> [The request]:
Rewrite every line of the entries below with "bbox" replaced by "bounding box" and nothing else changed. Leave the pictures out of your answer.

## begin Data section

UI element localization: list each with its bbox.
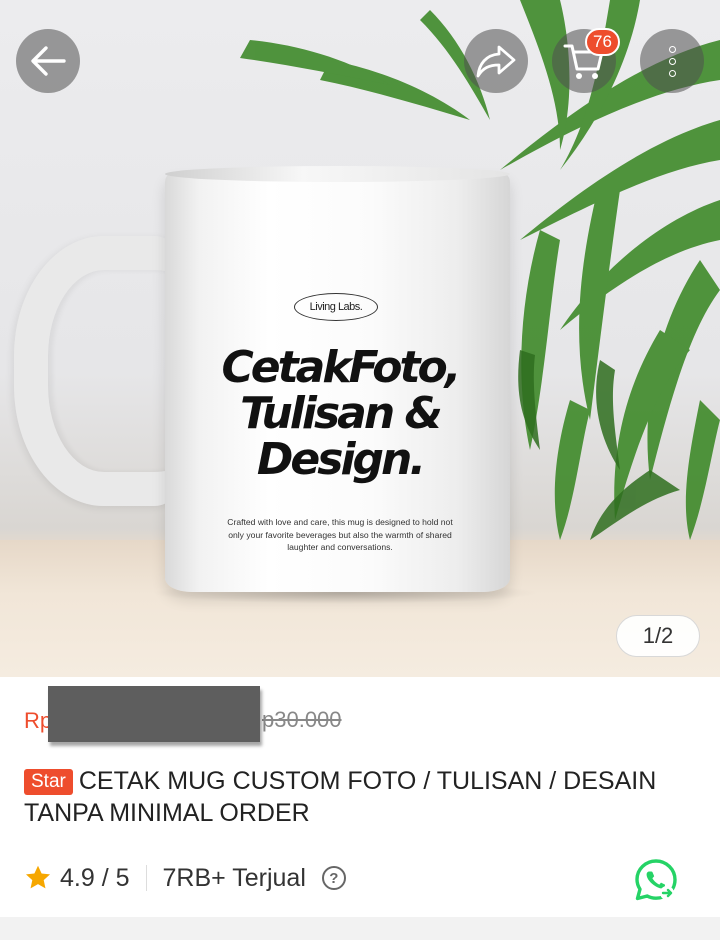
rating-value: 4.9 / 5 <box>60 863 130 892</box>
divider <box>145 865 147 891</box>
sold-count: 7RB+ Terjual <box>162 863 306 892</box>
cart-count-badge: 76 <box>585 28 620 56</box>
image-counter: 1/2 <box>616 615 700 657</box>
star-seller-badge: Star <box>24 769 73 795</box>
product-page: Living Labs. CetakFoto, Tulisan & Design… <box>0 0 720 940</box>
price-row: Rp p30.000 <box>24 686 704 744</box>
mug-headline-line: Design. <box>256 434 426 485</box>
star-icon <box>25 865 51 889</box>
product-title-text: CETAK MUG CUSTOM FOTO / TULISAN / DESAIN… <box>24 767 657 827</box>
product-image[interactable]: Living Labs. CetakFoto, Tulisan & Design… <box>0 0 720 677</box>
product-title: Star CETAK MUG CUSTOM FOTO / TULISAN / DE… <box>24 765 684 829</box>
price-original: p30.000 <box>262 707 342 732</box>
share-button[interactable] <box>464 29 528 93</box>
back-button[interactable] <box>16 29 80 93</box>
whatsapp-icon[interactable] <box>632 856 680 904</box>
more-options-button[interactable] <box>640 29 704 93</box>
mug-rim <box>165 166 510 182</box>
mug-headline-line: CetakFoto, <box>221 342 462 393</box>
mug-caption: Crafted with love and care, this mug is … <box>227 517 453 552</box>
section-separator <box>0 917 720 940</box>
redacted-price-block <box>48 686 260 742</box>
arrow-left-icon <box>31 46 66 76</box>
share-icon <box>476 45 516 78</box>
mug-headline: CetakFoto, Tulisan & Design. <box>190 345 490 483</box>
more-vertical-icon <box>668 45 676 77</box>
mug-brand-logo: Living Labs. <box>294 293 378 321</box>
rating-row: 4.9 / 5 7RB+ Terjual ? <box>24 858 704 898</box>
question-icon[interactable]: ? <box>321 866 346 890</box>
mug-headline-line: Tulisan & <box>240 388 443 439</box>
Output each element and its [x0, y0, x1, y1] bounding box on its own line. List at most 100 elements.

## end Data section

> [Written answer]:
UI element localization: list each with its bounding box.
rating-value: 4.9 / 5 <box>60 863 130 892</box>
divider <box>145 865 147 891</box>
sold-count: 7RB+ Terjual <box>162 863 306 892</box>
cart-count-badge: 76 <box>585 28 620 56</box>
image-counter: 1/2 <box>616 615 700 657</box>
star-seller-badge: Star <box>24 769 73 795</box>
product-page: Living Labs. CetakFoto, Tulisan & Design… <box>0 0 720 940</box>
price-row: Rp p30.000 <box>24 686 704 744</box>
mug-headline-line: Design. <box>256 434 426 485</box>
star-icon <box>25 865 51 889</box>
product-title-text: CETAK MUG CUSTOM FOTO / TULISAN / DESAIN… <box>24 767 657 827</box>
product-image[interactable]: Living Labs. CetakFoto, Tulisan & Design… <box>0 0 720 677</box>
product-title: Star CETAK MUG CUSTOM FOTO / TULISAN / DE… <box>24 765 684 829</box>
price-original: p30.000 <box>262 707 342 732</box>
share-button[interactable] <box>464 29 528 93</box>
back-button[interactable] <box>16 29 80 93</box>
whatsapp-icon[interactable] <box>632 856 680 904</box>
more-options-button[interactable] <box>640 29 704 93</box>
mug-rim <box>165 166 510 182</box>
mug-headline-line: CetakFoto, <box>221 342 462 393</box>
mug-caption: Crafted with love and care, this mug is … <box>227 517 453 552</box>
section-separator <box>0 917 720 940</box>
redacted-price-block <box>48 686 260 742</box>
arrow-left-icon <box>31 46 66 76</box>
share-icon <box>476 45 516 78</box>
mug-headline: CetakFoto, Tulisan & Design. <box>190 345 490 483</box>
more-vertical-icon <box>668 45 676 77</box>
mug-brand-logo: Living Labs. <box>294 293 378 321</box>
rating-row: 4.9 / 5 7RB+ Terjual ? <box>24 858 704 898</box>
question-icon[interactable]: ? <box>321 866 346 890</box>
mug-headline-line: Tulisan & <box>240 388 443 439</box>
Output each element and its [x0, y0, x1, y1] bounding box on its own line. List at most 100 elements.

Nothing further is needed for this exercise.